Source passage.
During the 2018 Camp Fire, AirNow, an air quality website maintained by a partnership of states, the federal government, Canada and Mexico, crashed because it could not handle so many people flocking online to put numbers to what their noses were telling them: The air seemed really bad.

The failure sent web users rushing to alternative, unofficial websites like the interactive, crowdsourced map maintained by PurpleAir, a manufacturer of low-cost air monitors.

But users have noticed a discrepancy between what official sites are reporting and the readings displayed on PurpleAir.

So, what’s the deal?

Broadly put, PurpleAir provides more localized, more current and less accurate readings than AirNow.

The EPA and the U.S. Forest Service have a project of what some may consider to be the Holy Grail of air quality maps: combined readings taken from PurpleAir’s low-cost sensors and those from official government monitoring devices, all in a single map. Click here or on the image below to access the map; the circles represent official government monitors, the squares indicate PurpleAir sensors, and the triangles show temporary monitors set up by government agencies.

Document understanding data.

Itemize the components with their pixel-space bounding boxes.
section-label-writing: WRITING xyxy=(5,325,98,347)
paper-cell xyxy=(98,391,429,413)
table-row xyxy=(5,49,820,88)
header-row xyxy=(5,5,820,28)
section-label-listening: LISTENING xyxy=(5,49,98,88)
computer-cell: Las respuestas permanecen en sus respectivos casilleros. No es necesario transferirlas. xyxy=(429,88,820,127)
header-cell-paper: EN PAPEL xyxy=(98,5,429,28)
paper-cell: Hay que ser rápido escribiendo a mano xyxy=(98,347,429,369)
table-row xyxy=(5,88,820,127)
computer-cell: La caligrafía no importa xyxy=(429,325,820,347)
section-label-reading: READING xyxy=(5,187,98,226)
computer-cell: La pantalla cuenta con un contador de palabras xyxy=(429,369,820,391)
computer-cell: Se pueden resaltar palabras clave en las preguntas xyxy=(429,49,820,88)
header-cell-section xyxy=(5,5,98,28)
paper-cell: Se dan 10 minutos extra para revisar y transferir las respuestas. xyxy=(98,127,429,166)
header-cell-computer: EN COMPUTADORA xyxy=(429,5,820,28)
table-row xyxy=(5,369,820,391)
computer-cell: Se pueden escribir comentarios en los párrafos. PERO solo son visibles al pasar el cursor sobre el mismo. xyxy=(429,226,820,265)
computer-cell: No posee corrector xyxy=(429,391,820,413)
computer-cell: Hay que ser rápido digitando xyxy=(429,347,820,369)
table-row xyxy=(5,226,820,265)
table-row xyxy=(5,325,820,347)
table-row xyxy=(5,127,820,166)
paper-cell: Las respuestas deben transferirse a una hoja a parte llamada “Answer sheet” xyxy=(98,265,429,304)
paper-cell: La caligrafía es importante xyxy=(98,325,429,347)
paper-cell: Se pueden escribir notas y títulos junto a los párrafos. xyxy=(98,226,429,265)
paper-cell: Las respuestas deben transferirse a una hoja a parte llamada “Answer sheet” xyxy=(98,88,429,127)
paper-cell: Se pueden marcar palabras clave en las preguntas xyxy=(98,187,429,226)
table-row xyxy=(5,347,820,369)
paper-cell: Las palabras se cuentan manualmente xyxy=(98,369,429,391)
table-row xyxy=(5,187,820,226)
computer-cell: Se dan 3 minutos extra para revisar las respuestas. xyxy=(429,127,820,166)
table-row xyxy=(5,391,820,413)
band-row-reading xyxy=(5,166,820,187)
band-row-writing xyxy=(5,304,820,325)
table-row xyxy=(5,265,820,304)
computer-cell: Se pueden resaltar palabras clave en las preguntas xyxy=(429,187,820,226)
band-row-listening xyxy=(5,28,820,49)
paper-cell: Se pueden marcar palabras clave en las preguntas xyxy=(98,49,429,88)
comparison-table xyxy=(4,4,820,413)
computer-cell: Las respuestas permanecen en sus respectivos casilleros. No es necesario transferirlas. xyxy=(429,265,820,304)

About this exercise.
Proceed with the passage about PurpleAir and official air quality readings, picking up right after its last sentence. None of these lines matter here.

Reply.
Screenshot from AirNow Fire and Smoke map, a pilot project, on Sept. 4, 2020.

“While these [unofficial] sensors don’t meet the rigorous standards required for regulatory monitors, they can help you get a picture of air quality nearest you, especially when wildfire smoke is in your area,” the website states.

PurpleAir readings and those from government sensors like the ones maintained by the Bay Area Air Quality Management District differ in several key ways: speed, accuracy and placement.

Users of PurpleAir can toggle between real-time data and readings averaged over the last 10 or 30 minutes. The data comes from the commercial sensors the company sells, which members of the public install on porches, yards and other neighborhood sites. The readings can be helpful for people deciding whether to go for a walk or engage in other outdoor activity. (Remember to deselect “indoor sensors” to see outdoors-only readings.)

The AirNow site displays hourly, not real-time, readings. The government sensors that send data to AirNow are very expensive, state-regulated and regularly calibrated by scientists to accurately measure the density of wildfire ash and other particles in the air. But they are more sparsely located than PurpleAir’s network of hundreds of monitors in the region. In contrast, PurpleAir’s devices rely on a laser to count the particles in the air, and use an average density to determine air quality at the monitor’s location. The calculation is an estimate, however, especially during fire season, as woodsmoke particles have a different density from gravel dust or other pollutants.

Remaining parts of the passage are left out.